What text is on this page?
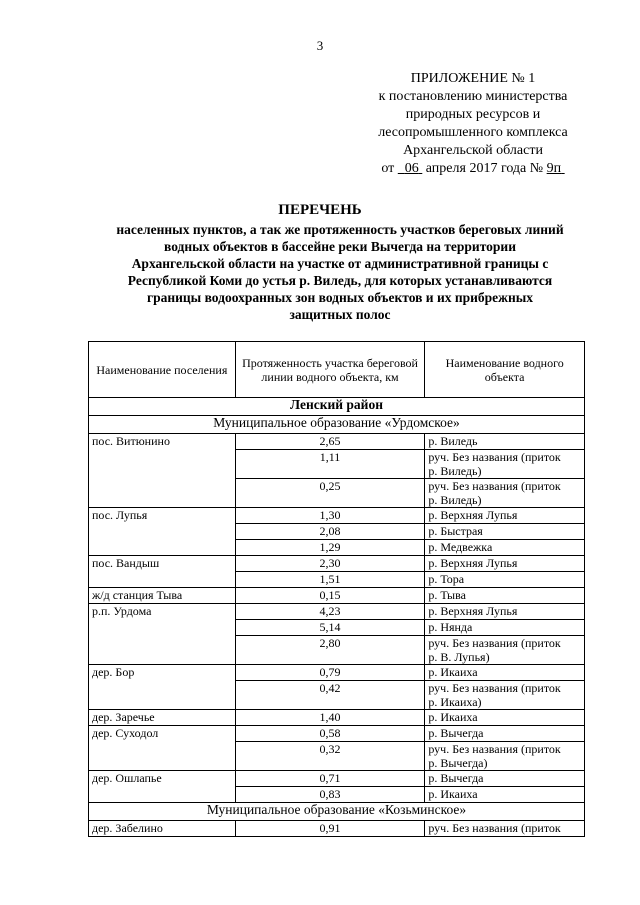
3
ПРИЛОЖЕНИЕ № 1
к постановлению министерства
природных ресурсов и
лесопромышленного комплекса
Архангельской области
от 06 апреля 2017 года № 9п
ПЕРЕЧЕНЬ
населенных пунктов, а так же протяженность участков береговых линий
водных объектов в бассейне реки Вычегда на территории
Архангельской области на участке от административной границы с
Республикой Коми до устья р. Виледь, для которых устанавливаются
границы водоохранных зон водных объектов и их прибрежных
защитных полос
Наименование поселения	Протяженность участка береговой линии водного объекта, км	Наименование водного объекта
Ленский район		
Муниципальное образование «Урдомское»		
пос. Витюнино	2,65	р. Виледь
	1,11	руч. Без названия (приток
р. Виледь)

	0,25	руч. Без названия (приток
р. Виледь)

пос. Лупья	1,30	р. Верхняя Лупья
	2,08	р. Быстрая
	1,29	р. Медвежка
пос. Вандыш	2,30	р. Верхняя Лупья
	1,51	р. Тора
ж/д станция Тыва	0,15	р. Тыва
р.п. Урдома	4,23	р. Верхняя Лупья
	5,14	р. Нянда
	2,80	руч. Без названия (приток
р. В. Лупья)

дер. Бор	0,79	р. Икаиха
	0,42	руч. Без названия (приток
р. Икаиха)

дер. Заречье	1,40	р. Икаиха
дер. Суходол	0,58	р. Вычегда
	0,32	руч. Без названия (приток
р. Вычегда)

дер. Ошлапье	0,71	р. Вычегда
	0,83	р. Икаиха
Муниципальное образование «Козьминское»		
дер. Забелино	0,91	руч. Без названия (приток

• SET PROBLEM:
Give every record again exactly, apart from the pictures, which stay out.

• EXERCISE RESULT:
What text is on this page?
3
ПРИЛОЖЕНИЕ № 1
к постановлению министерства
природных ресурсов и
лесопромышленного комплекса
Архангельской области
от 06 апреля 2017 года № 9п
ПЕРЕЧЕНЬ
населенных пунктов, а так же протяженность участков береговых линий
водных объектов в бассейне реки Вычегда на территории
Архангельской области на участке от административной границы с
Республикой Коми до устья р. Виледь, для которых устанавливаются
границы водоохранных зон водных объектов и их прибрежных
защитных полос
Наименование поселения	Протяженность участка береговой линии водного объекта, км	Наименование водного объекта
Ленский район		
Муниципальное образование «Урдомское»		
пос. Витюнино	2,65	р. Виледь
	1,11	руч. Без названия (приток
р. Виледь)

	0,25	руч. Без названия (приток
р. Виледь)

пос. Лупья	1,30	р. Верхняя Лупья
	2,08	р. Быстрая
	1,29	р. Медвежка
пос. Вандыш	2,30	р. Верхняя Лупья
	1,51	р. Тора
ж/д станция Тыва	0,15	р. Тыва
р.п. Урдома	4,23	р. Верхняя Лупья
	5,14	р. Нянда
	2,80	руч. Без названия (приток
р. В. Лупья)

дер. Бор	0,79	р. Икаиха
	0,42	руч. Без названия (приток
р. Икаиха)

дер. Заречье	1,40	р. Икаиха
дер. Суходол	0,58	р. Вычегда
	0,32	руч. Без названия (приток
р. Вычегда)

дер. Ошлапье	0,71	р. Вычегда
	0,83	р. Икаиха
Муниципальное образование «Козьминское»		
дер. Забелино	0,91	руч. Без названия (приток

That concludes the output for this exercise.